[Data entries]
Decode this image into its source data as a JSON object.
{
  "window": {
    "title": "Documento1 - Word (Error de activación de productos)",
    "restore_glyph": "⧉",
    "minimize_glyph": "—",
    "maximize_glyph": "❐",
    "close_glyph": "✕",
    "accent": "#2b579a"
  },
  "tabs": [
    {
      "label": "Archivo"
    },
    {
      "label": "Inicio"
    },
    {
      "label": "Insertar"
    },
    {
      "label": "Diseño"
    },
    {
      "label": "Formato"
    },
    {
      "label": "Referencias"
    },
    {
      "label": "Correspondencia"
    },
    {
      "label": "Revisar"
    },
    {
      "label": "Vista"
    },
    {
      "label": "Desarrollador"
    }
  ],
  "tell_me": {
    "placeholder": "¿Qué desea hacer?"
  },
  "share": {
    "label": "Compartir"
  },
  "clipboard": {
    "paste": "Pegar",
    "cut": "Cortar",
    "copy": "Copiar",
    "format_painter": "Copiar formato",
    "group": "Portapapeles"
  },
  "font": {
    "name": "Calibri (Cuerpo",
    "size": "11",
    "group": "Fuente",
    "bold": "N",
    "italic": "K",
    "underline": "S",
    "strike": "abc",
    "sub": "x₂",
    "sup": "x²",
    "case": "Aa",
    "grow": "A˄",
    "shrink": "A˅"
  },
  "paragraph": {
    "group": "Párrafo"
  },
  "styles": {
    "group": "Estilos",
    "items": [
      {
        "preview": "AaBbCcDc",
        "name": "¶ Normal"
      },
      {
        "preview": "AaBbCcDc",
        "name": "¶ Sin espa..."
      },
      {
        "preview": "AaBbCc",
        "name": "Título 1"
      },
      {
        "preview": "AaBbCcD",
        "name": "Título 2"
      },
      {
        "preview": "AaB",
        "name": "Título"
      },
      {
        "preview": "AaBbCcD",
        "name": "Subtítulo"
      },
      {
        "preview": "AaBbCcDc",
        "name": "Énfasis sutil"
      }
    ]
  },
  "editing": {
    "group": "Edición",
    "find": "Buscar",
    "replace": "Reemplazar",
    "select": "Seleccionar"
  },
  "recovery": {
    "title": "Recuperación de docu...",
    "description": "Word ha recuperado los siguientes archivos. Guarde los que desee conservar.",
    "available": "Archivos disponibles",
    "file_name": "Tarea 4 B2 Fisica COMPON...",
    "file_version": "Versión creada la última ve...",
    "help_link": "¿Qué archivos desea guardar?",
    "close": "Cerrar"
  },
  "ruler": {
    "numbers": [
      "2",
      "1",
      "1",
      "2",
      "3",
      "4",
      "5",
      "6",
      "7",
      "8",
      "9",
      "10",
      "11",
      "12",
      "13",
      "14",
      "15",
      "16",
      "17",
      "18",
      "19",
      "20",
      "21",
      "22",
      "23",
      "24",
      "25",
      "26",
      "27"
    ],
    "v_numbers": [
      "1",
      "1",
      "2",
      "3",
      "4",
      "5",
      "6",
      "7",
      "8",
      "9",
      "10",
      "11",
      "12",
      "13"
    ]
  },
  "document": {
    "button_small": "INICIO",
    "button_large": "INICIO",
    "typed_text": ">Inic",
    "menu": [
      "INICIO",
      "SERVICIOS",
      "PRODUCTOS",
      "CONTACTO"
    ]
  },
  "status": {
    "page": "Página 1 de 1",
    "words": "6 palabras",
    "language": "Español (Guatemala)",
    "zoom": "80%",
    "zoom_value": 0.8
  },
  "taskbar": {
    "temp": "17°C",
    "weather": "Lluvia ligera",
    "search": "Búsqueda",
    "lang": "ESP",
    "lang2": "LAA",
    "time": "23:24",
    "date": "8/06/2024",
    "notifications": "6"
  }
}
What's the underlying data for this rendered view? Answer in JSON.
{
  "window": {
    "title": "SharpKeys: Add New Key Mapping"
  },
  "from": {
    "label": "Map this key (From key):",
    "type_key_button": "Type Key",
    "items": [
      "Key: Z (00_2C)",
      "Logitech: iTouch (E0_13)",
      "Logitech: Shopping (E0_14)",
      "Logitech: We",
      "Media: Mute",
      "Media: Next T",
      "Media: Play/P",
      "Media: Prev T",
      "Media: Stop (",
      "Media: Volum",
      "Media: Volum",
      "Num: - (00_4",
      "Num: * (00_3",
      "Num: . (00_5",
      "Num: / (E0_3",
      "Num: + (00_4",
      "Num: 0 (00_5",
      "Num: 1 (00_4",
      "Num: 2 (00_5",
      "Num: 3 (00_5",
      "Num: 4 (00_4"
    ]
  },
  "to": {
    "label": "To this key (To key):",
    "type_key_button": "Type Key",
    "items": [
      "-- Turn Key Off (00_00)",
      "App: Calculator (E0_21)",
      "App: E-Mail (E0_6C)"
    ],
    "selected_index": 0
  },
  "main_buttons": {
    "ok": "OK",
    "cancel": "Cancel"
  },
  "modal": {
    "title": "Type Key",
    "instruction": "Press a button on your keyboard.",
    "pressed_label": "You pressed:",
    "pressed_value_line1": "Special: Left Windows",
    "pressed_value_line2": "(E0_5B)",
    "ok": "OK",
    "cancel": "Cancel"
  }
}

Written request – Return only the lines running from the line with "What's the underlying" to the last line of the records, both included, exactly as written.

Solution to this exercise –
What's the underlying data for this rendered view? Answer in JSON.
{
  "window": {
    "title": "SharpKeys: Add New Key Mapping"
  },
  "from": {
    "label": "Map this key (From key):",
    "type_key_button": "Type Key",
    "items": [
      "Key: Z (00_2C)",
      "Logitech: iTouch (E0_13)",
      "Logitech: Shopping (E0_14)",
      "Logitech: We",
      "Media: Mute",
      "Media: Next T",
      "Media: Play/P",
      "Media: Prev T",
      "Media: Stop (",
      "Media: Volum",
      "Media: Volum",
      "Num: - (00_4",
      "Num: * (00_3",
      "Num: . (00_5",
      "Num: / (E0_3",
      "Num: + (00_4",
      "Num: 0 (00_5",
      "Num: 1 (00_4",
      "Num: 2 (00_5",
      "Num: 3 (00_5",
      "Num: 4 (00_4"
    ]
  },
  "to": {
    "label": "To this key (To key):",
    "type_key_button": "Type Key",
    "items": [
      "-- Turn Key Off (00_00)",
      "App: Calculator (E0_21)",
      "App: E-Mail (E0_6C)"
    ],
    "selected_index": 0
  },
  "main_buttons": {
    "ok": "OK",
    "cancel": "Cancel"
  },
  "modal": {
    "title": "Type Key",
    "instruction": "Press a button on your keyboard.",
    "pressed_label": "You pressed:",
    "pressed_value_line1": "Special: Left Windows",
    "pressed_value_line2": "(E0_5B)",
    "ok": "OK",
    "cancel": "Cancel"
  }
}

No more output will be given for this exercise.